WHAT YOU HAVE TO DO> Repeat the lines that follow, leaving nothing out.

INFORMATION GIVEN>
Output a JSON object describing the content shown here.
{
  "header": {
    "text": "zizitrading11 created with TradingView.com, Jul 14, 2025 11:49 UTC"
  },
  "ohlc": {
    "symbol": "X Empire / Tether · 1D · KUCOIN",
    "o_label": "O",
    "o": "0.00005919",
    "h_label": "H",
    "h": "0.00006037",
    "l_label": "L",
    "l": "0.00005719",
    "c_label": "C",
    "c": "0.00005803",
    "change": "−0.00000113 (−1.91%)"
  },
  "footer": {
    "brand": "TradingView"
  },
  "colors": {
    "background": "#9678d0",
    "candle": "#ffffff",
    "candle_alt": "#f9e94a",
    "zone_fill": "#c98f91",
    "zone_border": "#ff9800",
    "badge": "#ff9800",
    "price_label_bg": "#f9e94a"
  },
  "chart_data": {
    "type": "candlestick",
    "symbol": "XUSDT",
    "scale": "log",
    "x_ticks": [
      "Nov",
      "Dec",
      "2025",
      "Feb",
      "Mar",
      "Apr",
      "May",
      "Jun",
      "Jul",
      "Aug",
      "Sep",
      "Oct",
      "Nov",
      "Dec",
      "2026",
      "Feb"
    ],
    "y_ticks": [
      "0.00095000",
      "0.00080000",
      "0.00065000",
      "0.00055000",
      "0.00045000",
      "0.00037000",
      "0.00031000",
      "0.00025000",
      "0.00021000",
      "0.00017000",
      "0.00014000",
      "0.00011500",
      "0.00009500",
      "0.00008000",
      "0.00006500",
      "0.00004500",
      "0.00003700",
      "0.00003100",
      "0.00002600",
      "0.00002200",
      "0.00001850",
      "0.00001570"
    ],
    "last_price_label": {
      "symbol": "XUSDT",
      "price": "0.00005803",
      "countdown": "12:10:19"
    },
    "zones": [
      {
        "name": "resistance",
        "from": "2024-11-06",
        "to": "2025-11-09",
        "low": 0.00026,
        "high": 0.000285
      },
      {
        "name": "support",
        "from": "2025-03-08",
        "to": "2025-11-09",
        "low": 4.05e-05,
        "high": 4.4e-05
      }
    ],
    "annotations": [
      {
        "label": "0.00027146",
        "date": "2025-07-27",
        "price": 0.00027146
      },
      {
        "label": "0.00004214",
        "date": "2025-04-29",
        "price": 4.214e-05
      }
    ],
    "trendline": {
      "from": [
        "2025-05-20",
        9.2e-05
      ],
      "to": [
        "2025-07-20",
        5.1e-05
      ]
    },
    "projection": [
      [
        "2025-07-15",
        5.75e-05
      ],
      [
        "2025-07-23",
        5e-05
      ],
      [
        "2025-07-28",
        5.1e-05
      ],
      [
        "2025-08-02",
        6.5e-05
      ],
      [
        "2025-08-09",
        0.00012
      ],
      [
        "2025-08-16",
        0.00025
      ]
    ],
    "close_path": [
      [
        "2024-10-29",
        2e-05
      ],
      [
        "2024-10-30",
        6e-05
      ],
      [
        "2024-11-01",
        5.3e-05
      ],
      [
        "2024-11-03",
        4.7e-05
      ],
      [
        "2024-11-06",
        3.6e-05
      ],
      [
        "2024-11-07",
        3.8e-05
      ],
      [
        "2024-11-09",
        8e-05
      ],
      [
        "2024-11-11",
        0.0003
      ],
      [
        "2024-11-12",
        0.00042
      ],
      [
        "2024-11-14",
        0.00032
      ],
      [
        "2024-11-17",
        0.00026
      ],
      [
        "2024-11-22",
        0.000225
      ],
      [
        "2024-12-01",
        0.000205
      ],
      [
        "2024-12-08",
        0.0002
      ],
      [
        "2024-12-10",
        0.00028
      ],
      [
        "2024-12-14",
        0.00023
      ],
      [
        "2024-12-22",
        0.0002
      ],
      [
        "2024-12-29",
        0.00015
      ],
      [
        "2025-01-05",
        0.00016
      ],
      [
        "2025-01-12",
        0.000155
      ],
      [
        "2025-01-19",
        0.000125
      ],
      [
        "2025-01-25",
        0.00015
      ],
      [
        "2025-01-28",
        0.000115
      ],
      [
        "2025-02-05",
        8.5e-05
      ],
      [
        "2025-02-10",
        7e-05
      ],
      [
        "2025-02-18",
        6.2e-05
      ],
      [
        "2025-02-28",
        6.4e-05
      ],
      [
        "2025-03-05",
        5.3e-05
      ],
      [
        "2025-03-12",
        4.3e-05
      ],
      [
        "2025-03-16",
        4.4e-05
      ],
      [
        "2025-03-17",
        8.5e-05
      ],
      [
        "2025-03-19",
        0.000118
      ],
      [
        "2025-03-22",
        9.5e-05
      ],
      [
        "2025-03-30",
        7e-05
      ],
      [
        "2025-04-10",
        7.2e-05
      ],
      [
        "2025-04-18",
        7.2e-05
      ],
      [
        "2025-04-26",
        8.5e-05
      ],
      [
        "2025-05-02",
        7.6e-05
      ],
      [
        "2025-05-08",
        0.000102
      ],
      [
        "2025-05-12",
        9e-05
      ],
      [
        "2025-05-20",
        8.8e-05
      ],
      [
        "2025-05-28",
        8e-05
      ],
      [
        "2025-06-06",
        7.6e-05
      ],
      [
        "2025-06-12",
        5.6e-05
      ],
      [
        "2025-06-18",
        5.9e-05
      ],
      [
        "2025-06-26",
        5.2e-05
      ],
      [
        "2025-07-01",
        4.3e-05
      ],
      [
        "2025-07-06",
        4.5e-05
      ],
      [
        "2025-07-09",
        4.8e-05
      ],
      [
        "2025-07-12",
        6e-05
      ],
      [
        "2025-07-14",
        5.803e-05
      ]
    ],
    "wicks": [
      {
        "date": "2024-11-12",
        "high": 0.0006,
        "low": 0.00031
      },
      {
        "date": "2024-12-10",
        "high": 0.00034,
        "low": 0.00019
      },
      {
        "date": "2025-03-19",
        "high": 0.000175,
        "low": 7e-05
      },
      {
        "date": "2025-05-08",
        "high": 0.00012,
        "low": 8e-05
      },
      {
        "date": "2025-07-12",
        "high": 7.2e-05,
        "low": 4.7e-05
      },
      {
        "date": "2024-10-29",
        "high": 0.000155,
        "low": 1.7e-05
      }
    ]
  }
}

CORRECT OUTPUT>
Output a JSON object describing the content shown here.
{
  "header": {
    "text": "zizitrading11 created with TradingView.com, Jul 14, 2025 11:49 UTC"
  },
  "ohlc": {
    "symbol": "X Empire / Tether · 1D · KUCOIN",
    "o_label": "O",
    "o": "0.00005919",
    "h_label": "H",
    "h": "0.00006037",
    "l_label": "L",
    "l": "0.00005719",
    "c_label": "C",
    "c": "0.00005803",
    "change": "−0.00000113 (−1.91%)"
  },
  "footer": {
    "brand": "TradingView"
  },
  "colors": {
    "background": "#9678d0",
    "candle": "#ffffff",
    "candle_alt": "#f9e94a",
    "zone_fill": "#c98f91",
    "zone_border": "#ff9800",
    "badge": "#ff9800",
    "price_label_bg": "#f9e94a"
  },
  "chart_data": {
    "type": "candlestick",
    "symbol": "XUSDT",
    "scale": "log",
    "x_ticks": [
      "Nov",
      "Dec",
      "2025",
      "Feb",
      "Mar",
      "Apr",
      "May",
      "Jun",
      "Jul",
      "Aug",
      "Sep",
      "Oct",
      "Nov",
      "Dec",
      "2026",
      "Feb"
    ],
    "y_ticks": [
      "0.00095000",
      "0.00080000",
      "0.00065000",
      "0.00055000",
      "0.00045000",
      "0.00037000",
      "0.00031000",
      "0.00025000",
      "0.00021000",
      "0.00017000",
      "0.00014000",
      "0.00011500",
      "0.00009500",
      "0.00008000",
      "0.00006500",
      "0.00004500",
      "0.00003700",
      "0.00003100",
      "0.00002600",
      "0.00002200",
      "0.00001850",
      "0.00001570"
    ],
    "last_price_label": {
      "symbol": "XUSDT",
      "price": "0.00005803",
      "countdown": "12:10:19"
    },
    "zones": [
      {
        "name": "resistance",
        "from": "2024-11-06",
        "to": "2025-11-09",
        "low": 0.00026,
        "high": 0.000285
      },
      {
        "name": "support",
        "from": "2025-03-08",
        "to": "2025-11-09",
        "low": 4.05e-05,
        "high": 4.4e-05
      }
    ],
    "annotations": [
      {
        "label": "0.00027146",
        "date": "2025-07-27",
        "price": 0.00027146
      },
      {
        "label": "0.00004214",
        "date": "2025-04-29",
        "price": 4.214e-05
      }
    ],
    "trendline": {
      "from": [
        "2025-05-20",
        9.2e-05
      ],
      "to": [
        "2025-07-20",
        5.1e-05
      ]
    },
    "projection": [
      [
        "2025-07-15",
        5.75e-05
      ],
      [
        "2025-07-23",
        5e-05
      ],
      [
        "2025-07-28",
        5.1e-05
      ],
      [
        "2025-08-02",
        6.5e-05
      ],
      [
        "2025-08-09",
        0.00012
      ],
      [
        "2025-08-16",
        0.00025
      ]
    ],
    "close_path": [
      [
        "2024-10-29",
        2e-05
      ],
      [
        "2024-10-30",
        6e-05
      ],
      [
        "2024-11-01",
        5.3e-05
      ],
      [
        "2024-11-03",
        4.7e-05
      ],
      [
        "2024-11-06",
        3.6e-05
      ],
      [
        "2024-11-07",
        3.8e-05
      ],
      [
        "2024-11-09",
        8e-05
      ],
      [
        "2024-11-11",
        0.0003
      ],
      [
        "2024-11-12",
        0.00042
      ],
      [
        "2024-11-14",
        0.00032
      ],
      [
        "2024-11-17",
        0.00026
      ],
      [
        "2024-11-22",
        0.000225
      ],
      [
        "2024-12-01",
        0.000205
      ],
      [
        "2024-12-08",
        0.0002
      ],
      [
        "2024-12-10",
        0.00028
      ],
      [
        "2024-12-14",
        0.00023
      ],
      [
        "2024-12-22",
        0.0002
      ],
      [
        "2024-12-29",
        0.00015
      ],
      [
        "2025-01-05",
        0.00016
      ],
      [
        "2025-01-12",
        0.000155
      ],
      [
        "2025-01-19",
        0.000125
      ],
      [
        "2025-01-25",
        0.00015
      ],
      [
        "2025-01-28",
        0.000115
      ],
      [
        "2025-02-05",
        8.5e-05
      ],
      [
        "2025-02-10",
        7e-05
      ],
      [
        "2025-02-18",
        6.2e-05
      ],
      [
        "2025-02-28",
        6.4e-05
      ],
      [
        "2025-03-05",
        5.3e-05
      ],
      [
        "2025-03-12",
        4.3e-05
      ],
      [
        "2025-03-16",
        4.4e-05
      ],
      [
        "2025-03-17",
        8.5e-05
      ],
      [
        "2025-03-19",
        0.000118
      ],
      [
        "2025-03-22",
        9.5e-05
      ],
      [
        "2025-03-30",
        7e-05
      ],
      [
        "2025-04-10",
        7.2e-05
      ],
      [
        "2025-04-18",
        7.2e-05
      ],
      [
        "2025-04-26",
        8.5e-05
      ],
      [
        "2025-05-02",
        7.6e-05
      ],
      [
        "2025-05-08",
        0.000102
      ],
      [
        "2025-05-12",
        9e-05
      ],
      [
        "2025-05-20",
        8.8e-05
      ],
      [
        "2025-05-28",
        8e-05
      ],
      [
        "2025-06-06",
        7.6e-05
      ],
      [
        "2025-06-12",
        5.6e-05
      ],
      [
        "2025-06-18",
        5.9e-05
      ],
      [
        "2025-06-26",
        5.2e-05
      ],
      [
        "2025-07-01",
        4.3e-05
      ],
      [
        "2025-07-06",
        4.5e-05
      ],
      [
        "2025-07-09",
        4.8e-05
      ],
      [
        "2025-07-12",
        6e-05
      ],
      [
        "2025-07-14",
        5.803e-05
      ]
    ],
    "wicks": [
      {
        "date": "2024-11-12",
        "high": 0.0006,
        "low": 0.00031
      },
      {
        "date": "2024-12-10",
        "high": 0.00034,
        "low": 0.00019
      },
      {
        "date": "2025-03-19",
        "high": 0.000175,
        "low": 7e-05
      },
      {
        "date": "2025-05-08",
        "high": 0.00012,
        "low": 8e-05
      },
      {
        "date": "2025-07-12",
        "high": 7.2e-05,
        "low": 4.7e-05
      },
      {
        "date": "2024-10-29",
        "high": 0.000155,
        "low": 1.7e-05
      }
    ]
  }
}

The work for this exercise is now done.